--- Given information ---
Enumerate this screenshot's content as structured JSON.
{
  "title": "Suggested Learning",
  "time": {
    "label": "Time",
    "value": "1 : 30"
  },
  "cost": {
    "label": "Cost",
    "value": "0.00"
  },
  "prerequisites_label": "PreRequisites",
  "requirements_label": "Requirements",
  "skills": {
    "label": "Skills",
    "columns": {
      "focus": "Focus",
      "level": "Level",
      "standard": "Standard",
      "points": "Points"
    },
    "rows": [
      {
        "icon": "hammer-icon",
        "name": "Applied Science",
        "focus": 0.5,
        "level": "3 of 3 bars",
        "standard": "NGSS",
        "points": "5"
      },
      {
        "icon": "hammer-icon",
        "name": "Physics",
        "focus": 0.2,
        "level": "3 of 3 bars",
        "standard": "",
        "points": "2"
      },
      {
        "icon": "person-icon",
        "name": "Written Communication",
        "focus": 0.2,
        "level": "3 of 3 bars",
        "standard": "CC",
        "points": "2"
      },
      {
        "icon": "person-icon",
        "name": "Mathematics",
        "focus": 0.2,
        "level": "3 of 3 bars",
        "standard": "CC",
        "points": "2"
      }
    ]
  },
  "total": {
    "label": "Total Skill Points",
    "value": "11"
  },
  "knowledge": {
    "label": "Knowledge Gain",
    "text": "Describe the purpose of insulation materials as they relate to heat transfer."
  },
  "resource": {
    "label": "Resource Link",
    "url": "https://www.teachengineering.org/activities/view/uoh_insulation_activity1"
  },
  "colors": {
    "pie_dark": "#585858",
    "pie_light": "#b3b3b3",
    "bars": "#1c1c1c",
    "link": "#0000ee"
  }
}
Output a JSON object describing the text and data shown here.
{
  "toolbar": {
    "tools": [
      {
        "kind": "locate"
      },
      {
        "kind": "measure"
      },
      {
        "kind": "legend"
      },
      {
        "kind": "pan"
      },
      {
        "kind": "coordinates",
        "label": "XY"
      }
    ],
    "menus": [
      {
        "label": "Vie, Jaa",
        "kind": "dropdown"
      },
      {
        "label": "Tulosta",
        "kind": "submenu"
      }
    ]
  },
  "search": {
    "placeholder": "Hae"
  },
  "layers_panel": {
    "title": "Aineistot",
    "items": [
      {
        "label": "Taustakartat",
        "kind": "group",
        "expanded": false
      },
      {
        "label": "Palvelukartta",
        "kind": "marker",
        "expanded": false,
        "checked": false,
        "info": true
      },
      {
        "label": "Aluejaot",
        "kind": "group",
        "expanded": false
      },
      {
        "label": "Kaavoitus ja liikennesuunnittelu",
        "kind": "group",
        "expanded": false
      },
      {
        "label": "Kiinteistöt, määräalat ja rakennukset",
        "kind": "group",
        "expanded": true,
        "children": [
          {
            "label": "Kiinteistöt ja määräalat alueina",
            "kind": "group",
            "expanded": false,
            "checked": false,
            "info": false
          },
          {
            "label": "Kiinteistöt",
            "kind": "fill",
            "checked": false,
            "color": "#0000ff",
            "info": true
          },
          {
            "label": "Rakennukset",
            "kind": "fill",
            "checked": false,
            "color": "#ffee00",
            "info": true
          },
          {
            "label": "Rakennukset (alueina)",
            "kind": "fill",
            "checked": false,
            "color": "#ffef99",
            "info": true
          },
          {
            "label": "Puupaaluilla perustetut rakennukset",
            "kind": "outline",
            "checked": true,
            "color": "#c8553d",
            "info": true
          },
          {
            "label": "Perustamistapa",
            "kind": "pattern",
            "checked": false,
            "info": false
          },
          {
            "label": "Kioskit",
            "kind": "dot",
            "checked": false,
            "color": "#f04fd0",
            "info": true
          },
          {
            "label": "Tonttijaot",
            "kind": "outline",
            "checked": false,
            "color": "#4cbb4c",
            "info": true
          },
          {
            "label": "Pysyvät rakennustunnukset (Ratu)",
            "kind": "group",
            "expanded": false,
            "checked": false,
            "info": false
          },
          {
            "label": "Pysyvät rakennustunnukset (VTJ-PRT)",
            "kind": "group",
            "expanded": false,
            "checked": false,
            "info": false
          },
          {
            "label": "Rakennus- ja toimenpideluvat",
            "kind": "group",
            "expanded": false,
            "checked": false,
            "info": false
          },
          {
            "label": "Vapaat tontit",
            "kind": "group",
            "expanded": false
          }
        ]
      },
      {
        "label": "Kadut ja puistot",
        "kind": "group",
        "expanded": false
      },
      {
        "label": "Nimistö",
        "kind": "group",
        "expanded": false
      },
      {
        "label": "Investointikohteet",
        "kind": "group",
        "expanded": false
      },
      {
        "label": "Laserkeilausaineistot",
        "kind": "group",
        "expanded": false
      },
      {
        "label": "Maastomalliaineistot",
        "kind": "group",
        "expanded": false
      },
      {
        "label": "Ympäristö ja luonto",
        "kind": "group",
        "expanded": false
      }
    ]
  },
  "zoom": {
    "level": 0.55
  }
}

--- Your task ---
Retype the whole listing above exactly.

--- Full response ---
Enumerate this screenshot's content as structured JSON.
{
  "title": "Suggested Learning",
  "time": {
    "label": "Time",
    "value": "1 : 30"
  },
  "cost": {
    "label": "Cost",
    "value": "0.00"
  },
  "prerequisites_label": "PreRequisites",
  "requirements_label": "Requirements",
  "skills": {
    "label": "Skills",
    "columns": {
      "focus": "Focus",
      "level": "Level",
      "standard": "Standard",
      "points": "Points"
    },
    "rows": [
      {
        "icon": "hammer-icon",
        "name": "Applied Science",
        "focus": 0.5,
        "level": "3 of 3 bars",
        "standard": "NGSS",
        "points": "5"
      },
      {
        "icon": "hammer-icon",
        "name": "Physics",
        "focus": 0.2,
        "level": "3 of 3 bars",
        "standard": "",
        "points": "2"
      },
      {
        "icon": "person-icon",
        "name": "Written Communication",
        "focus": 0.2,
        "level": "3 of 3 bars",
        "standard": "CC",
        "points": "2"
      },
      {
        "icon": "person-icon",
        "name": "Mathematics",
        "focus": 0.2,
        "level": "3 of 3 bars",
        "standard": "CC",
        "points": "2"
      }
    ]
  },
  "total": {
    "label": "Total Skill Points",
    "value": "11"
  },
  "knowledge": {
    "label": "Knowledge Gain",
    "text": "Describe the purpose of insulation materials as they relate to heat transfer."
  },
  "resource": {
    "label": "Resource Link",
    "url": "https://www.teachengineering.org/activities/view/uoh_insulation_activity1"
  },
  "colors": {
    "pie_dark": "#585858",
    "pie_light": "#b3b3b3",
    "bars": "#1c1c1c",
    "link": "#0000ee"
  }
}
Output a JSON object describing the text and data shown here.
{
  "toolbar": {
    "tools": [
      {
        "kind": "locate"
      },
      {
        "kind": "measure"
      },
      {
        "kind": "legend"
      },
      {
        "kind": "pan"
      },
      {
        "kind": "coordinates",
        "label": "XY"
      }
    ],
    "menus": [
      {
        "label": "Vie, Jaa",
        "kind": "dropdown"
      },
      {
        "label": "Tulosta",
        "kind": "submenu"
      }
    ]
  },
  "search": {
    "placeholder": "Hae"
  },
  "layers_panel": {
    "title": "Aineistot",
    "items": [
      {
        "label": "Taustakartat",
        "kind": "group",
        "expanded": false
      },
      {
        "label": "Palvelukartta",
        "kind": "marker",
        "expanded": false,
        "checked": false,
        "info": true
      },
      {
        "label": "Aluejaot",
        "kind": "group",
        "expanded": false
      },
      {
        "label": "Kaavoitus ja liikennesuunnittelu",
        "kind": "group",
        "expanded": false
      },
      {
        "label": "Kiinteistöt, määräalat ja rakennukset",
        "kind": "group",
        "expanded": true,
        "children": [
          {
            "label": "Kiinteistöt ja määräalat alueina",
            "kind": "group",
            "expanded": false,
            "checked": false,
            "info": false
          },
          {
            "label": "Kiinteistöt",
            "kind": "fill",
            "checked": false,
            "color": "#0000ff",
            "info": true
          },
          {
            "label": "Rakennukset",
            "kind": "fill",
            "checked": false,
            "color": "#ffee00",
            "info": true
          },
          {
            "label": "Rakennukset (alueina)",
            "kind": "fill",
            "checked": false,
            "color": "#ffef99",
            "info": true
          },
          {
            "label": "Puupaaluilla perustetut rakennukset",
            "kind": "outline",
            "checked": true,
            "color": "#c8553d",
            "info": true
          },
          {
            "label": "Perustamistapa",
            "kind": "pattern",
            "checked": false,
            "info": false
          },
          {
            "label": "Kioskit",
            "kind": "dot",
            "checked": false,
            "color": "#f04fd0",
            "info": true
          },
          {
            "label": "Tonttijaot",
            "kind": "outline",
            "checked": false,
            "color": "#4cbb4c",
            "info": true
          },
          {
            "label": "Pysyvät rakennustunnukset (Ratu)",
            "kind": "group",
            "expanded": false,
            "checked": false,
            "info": false
          },
          {
            "label": "Pysyvät rakennustunnukset (VTJ-PRT)",
            "kind": "group",
            "expanded": false,
            "checked": false,
            "info": false
          },
          {
            "label": "Rakennus- ja toimenpideluvat",
            "kind": "group",
            "expanded": false,
            "checked": false,
            "info": false
          },
          {
            "label": "Vapaat tontit",
            "kind": "group",
            "expanded": false
          }
        ]
      },
      {
        "label": "Kadut ja puistot",
        "kind": "group",
        "expanded": false
      },
      {
        "label": "Nimistö",
        "kind": "group",
        "expanded": false
      },
      {
        "label": "Investointikohteet",
        "kind": "group",
        "expanded": false
      },
      {
        "label": "Laserkeilausaineistot",
        "kind": "group",
        "expanded": false
      },
      {
        "label": "Maastomalliaineistot",
        "kind": "group",
        "expanded": false
      },
      {
        "label": "Ympäristö ja luonto",
        "kind": "group",
        "expanded": false
      }
    ]
  },
  "zoom": {
    "level": 0.55
  }
}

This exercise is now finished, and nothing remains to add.